(Problem statement) In the listing that follows, count the lines holding the word "Voice" and report only that number.

(Data for this task)
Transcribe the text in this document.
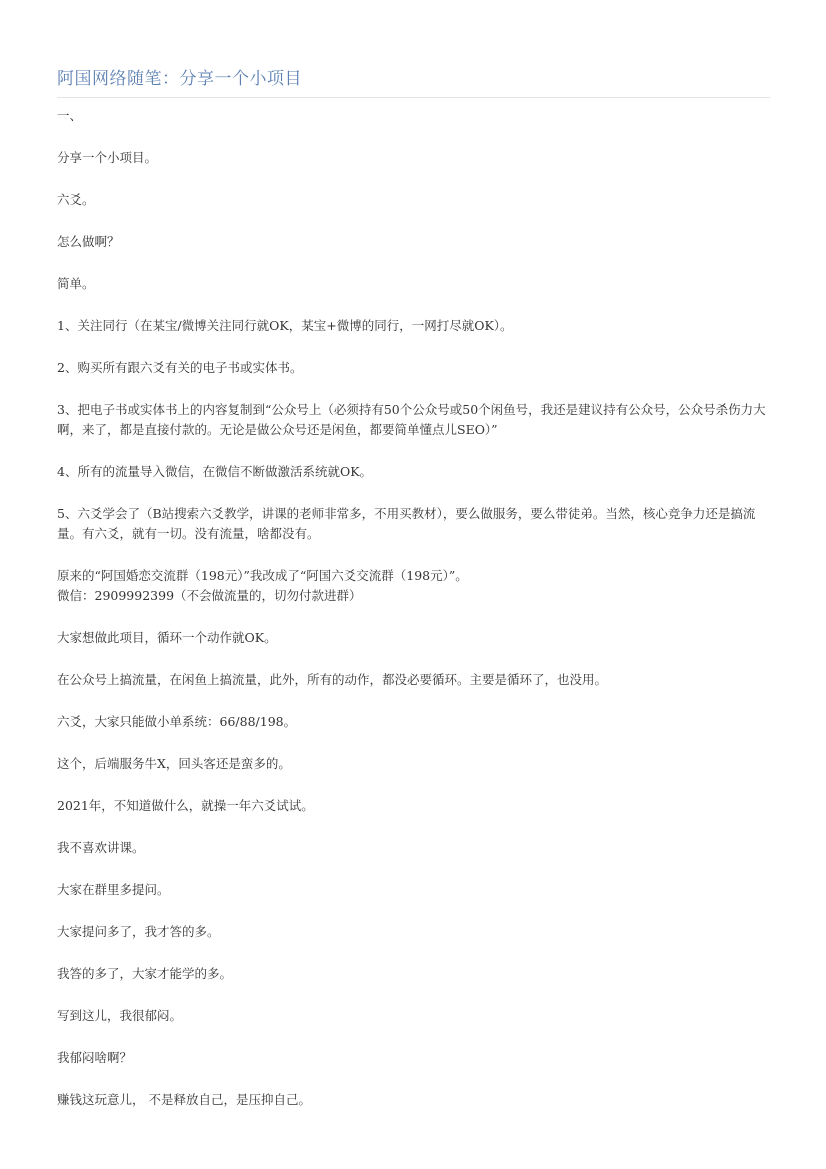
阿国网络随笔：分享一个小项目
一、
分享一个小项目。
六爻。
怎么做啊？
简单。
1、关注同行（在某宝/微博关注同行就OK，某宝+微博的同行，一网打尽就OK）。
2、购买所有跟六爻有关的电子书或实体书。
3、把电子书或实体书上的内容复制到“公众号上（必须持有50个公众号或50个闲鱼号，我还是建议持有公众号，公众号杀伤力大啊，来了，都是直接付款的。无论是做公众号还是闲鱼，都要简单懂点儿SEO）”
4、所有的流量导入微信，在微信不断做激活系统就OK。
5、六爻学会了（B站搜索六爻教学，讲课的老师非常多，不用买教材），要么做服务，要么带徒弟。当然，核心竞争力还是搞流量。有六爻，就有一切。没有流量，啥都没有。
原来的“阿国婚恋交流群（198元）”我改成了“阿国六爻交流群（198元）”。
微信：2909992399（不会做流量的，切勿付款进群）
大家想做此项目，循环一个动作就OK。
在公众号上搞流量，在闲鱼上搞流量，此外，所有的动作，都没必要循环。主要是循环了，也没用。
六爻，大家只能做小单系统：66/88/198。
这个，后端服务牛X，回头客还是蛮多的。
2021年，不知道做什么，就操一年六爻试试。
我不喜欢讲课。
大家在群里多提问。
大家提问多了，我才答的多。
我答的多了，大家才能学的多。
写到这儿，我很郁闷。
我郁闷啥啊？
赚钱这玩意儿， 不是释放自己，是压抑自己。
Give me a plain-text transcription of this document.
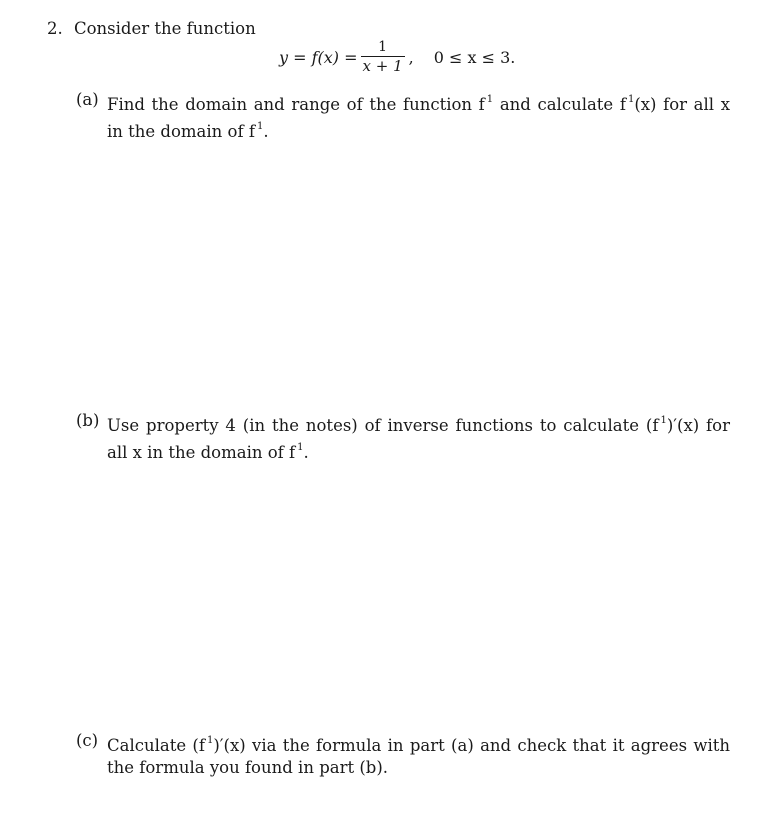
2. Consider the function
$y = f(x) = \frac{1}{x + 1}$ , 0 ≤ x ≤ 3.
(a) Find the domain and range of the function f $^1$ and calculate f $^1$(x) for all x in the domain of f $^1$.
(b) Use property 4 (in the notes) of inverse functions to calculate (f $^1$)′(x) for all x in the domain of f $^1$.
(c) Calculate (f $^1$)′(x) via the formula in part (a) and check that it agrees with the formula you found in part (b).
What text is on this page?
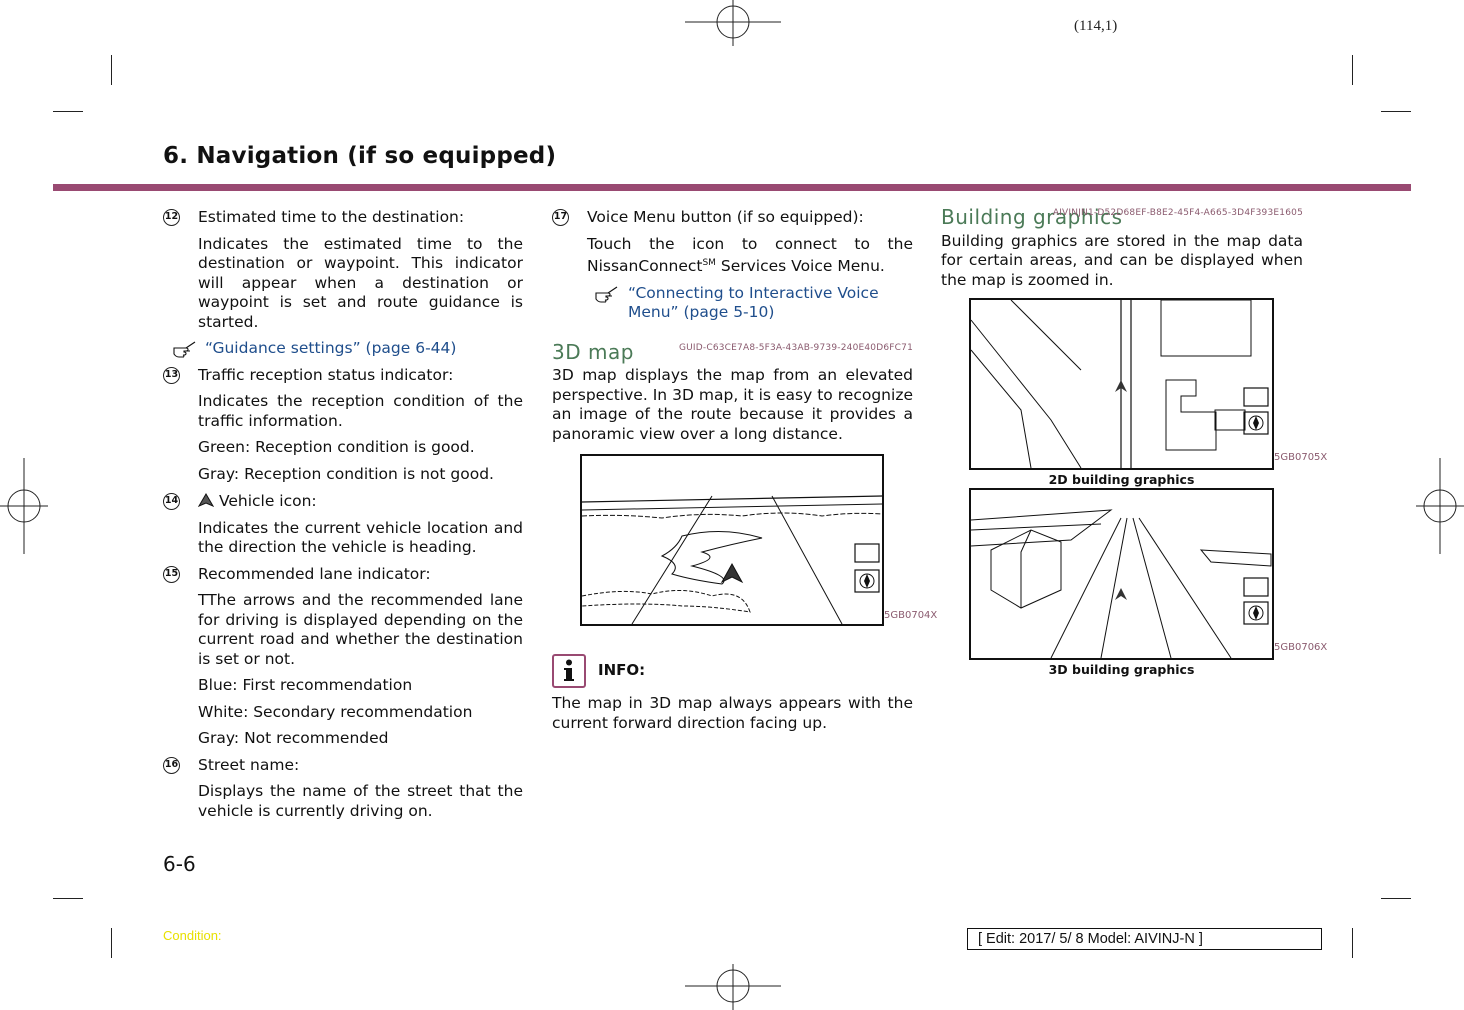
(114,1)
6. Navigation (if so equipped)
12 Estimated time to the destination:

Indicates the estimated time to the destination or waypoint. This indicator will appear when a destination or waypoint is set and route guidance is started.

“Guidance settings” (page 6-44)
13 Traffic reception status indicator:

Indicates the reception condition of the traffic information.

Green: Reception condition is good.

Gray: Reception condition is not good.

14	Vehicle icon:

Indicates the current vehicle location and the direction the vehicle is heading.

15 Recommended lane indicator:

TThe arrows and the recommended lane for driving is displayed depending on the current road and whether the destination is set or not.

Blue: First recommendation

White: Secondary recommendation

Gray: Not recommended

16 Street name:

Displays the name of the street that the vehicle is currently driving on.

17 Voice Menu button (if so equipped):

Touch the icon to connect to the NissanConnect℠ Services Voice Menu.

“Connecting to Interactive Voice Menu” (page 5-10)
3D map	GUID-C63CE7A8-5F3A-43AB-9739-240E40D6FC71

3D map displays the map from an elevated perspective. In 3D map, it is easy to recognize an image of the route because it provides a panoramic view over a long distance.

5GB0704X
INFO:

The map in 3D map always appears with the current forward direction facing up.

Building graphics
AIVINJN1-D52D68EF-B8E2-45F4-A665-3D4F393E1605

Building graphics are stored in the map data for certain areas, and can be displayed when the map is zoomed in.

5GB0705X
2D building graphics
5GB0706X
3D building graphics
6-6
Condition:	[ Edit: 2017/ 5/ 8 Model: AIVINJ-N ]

(Exercise answer) 3